### SET PROBLEM:
Which lines of the records below contain the word "extension"? Copy each of them.

### EXTRACTED RECORDS:
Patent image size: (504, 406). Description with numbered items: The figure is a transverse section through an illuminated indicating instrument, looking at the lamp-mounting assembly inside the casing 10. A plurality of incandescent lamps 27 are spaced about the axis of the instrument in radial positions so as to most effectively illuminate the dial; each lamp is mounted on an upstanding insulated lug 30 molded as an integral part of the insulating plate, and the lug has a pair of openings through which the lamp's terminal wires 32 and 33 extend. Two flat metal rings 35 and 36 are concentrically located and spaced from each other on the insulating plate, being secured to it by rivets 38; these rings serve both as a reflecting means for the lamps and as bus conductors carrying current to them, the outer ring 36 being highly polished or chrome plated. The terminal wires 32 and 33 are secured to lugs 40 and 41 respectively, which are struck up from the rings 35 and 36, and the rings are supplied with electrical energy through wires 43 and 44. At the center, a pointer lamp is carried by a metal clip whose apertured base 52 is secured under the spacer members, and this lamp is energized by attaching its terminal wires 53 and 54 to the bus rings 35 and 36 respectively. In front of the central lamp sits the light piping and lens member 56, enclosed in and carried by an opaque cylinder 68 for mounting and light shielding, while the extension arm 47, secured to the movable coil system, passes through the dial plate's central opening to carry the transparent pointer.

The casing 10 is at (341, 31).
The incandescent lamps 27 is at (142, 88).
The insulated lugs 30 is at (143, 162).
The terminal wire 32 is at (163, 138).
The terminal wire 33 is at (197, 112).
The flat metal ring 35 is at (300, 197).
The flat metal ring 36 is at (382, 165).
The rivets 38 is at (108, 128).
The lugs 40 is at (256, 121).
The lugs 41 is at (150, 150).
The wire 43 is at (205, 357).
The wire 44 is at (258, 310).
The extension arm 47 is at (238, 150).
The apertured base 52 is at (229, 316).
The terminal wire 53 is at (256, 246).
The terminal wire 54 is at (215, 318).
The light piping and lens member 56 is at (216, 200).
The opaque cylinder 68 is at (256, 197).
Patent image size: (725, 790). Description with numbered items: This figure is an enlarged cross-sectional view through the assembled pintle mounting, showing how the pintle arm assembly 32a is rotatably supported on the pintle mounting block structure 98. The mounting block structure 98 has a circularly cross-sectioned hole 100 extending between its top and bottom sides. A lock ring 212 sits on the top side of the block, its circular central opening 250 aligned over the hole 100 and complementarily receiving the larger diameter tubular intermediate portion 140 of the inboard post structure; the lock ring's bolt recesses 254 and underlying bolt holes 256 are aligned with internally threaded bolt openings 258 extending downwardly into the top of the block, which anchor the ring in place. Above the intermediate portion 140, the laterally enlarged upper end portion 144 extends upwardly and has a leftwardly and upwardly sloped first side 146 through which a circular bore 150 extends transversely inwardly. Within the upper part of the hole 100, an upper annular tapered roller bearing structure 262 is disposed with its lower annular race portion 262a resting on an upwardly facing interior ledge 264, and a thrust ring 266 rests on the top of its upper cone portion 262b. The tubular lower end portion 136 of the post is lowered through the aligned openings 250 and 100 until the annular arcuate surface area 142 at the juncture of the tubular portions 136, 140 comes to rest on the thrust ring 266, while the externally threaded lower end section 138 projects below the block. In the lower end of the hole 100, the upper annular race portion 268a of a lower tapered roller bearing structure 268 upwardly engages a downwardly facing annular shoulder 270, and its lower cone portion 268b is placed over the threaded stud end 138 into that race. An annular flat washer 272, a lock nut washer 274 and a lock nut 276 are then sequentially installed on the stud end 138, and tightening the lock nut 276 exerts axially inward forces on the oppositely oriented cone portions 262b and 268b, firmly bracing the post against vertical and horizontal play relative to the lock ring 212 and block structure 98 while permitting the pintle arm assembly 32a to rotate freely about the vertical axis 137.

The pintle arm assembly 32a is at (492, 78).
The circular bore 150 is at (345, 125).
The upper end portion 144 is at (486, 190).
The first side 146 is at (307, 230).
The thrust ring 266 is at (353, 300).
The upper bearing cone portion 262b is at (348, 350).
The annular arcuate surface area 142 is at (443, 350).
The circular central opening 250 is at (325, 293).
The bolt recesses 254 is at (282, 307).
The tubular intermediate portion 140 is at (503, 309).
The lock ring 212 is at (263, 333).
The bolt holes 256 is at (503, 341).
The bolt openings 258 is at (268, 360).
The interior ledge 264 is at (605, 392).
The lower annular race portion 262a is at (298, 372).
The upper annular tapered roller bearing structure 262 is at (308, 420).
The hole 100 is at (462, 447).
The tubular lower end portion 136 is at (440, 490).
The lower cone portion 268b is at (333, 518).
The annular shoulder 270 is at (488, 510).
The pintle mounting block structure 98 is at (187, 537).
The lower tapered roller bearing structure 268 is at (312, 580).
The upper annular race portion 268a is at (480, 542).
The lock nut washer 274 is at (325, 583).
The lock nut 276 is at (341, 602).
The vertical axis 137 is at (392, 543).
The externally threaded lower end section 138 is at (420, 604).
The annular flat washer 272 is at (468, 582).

### THE SOLUTION:
Patent image size: (504, 406). Description with numbered items: The figure is a transverse section through an illuminated indicating instrument, looking at the lamp-mounting assembly inside the casing 10. A plurality of incandescent lamps 27 are spaced about the axis of the instrument in radial positions so as to most effectively illuminate the dial; each lamp is mounted on an upstanding insulated lug 30 molded as an integral part of the insulating plate, and the lug has a pair of openings through which the lamp's terminal wires 32 and 33 extend. Two flat metal rings 35 and 36 are concentrically located and spaced from each other on the insulating plate, being secured to it by rivets 38; these rings serve both as a reflecting means for the lamps and as bus conductors carrying current to them, the outer ring 36 being highly polished or chrome plated. The terminal wires 32 and 33 are secured to lugs 40 and 41 respectively, which are struck up from the rings 35 and 36, and the rings are supplied with electrical energy through wires 43 and 44. At the center, a pointer lamp is carried by a metal clip whose apertured base 52 is secured under the spacer members, and this lamp is energized by attaching its terminal wires 53 and 54 to the bus rings 35 and 36 respectively. In front of the central lamp sits the light piping and lens member 56, enclosed in and carried by an opaque cylinder 68 for mounting and light shielding, while the extension arm 47, secured to the movable coil system, passes through the dial plate's central opening to carry the transparent pointer.
The extension arm 47 is at (238, 150).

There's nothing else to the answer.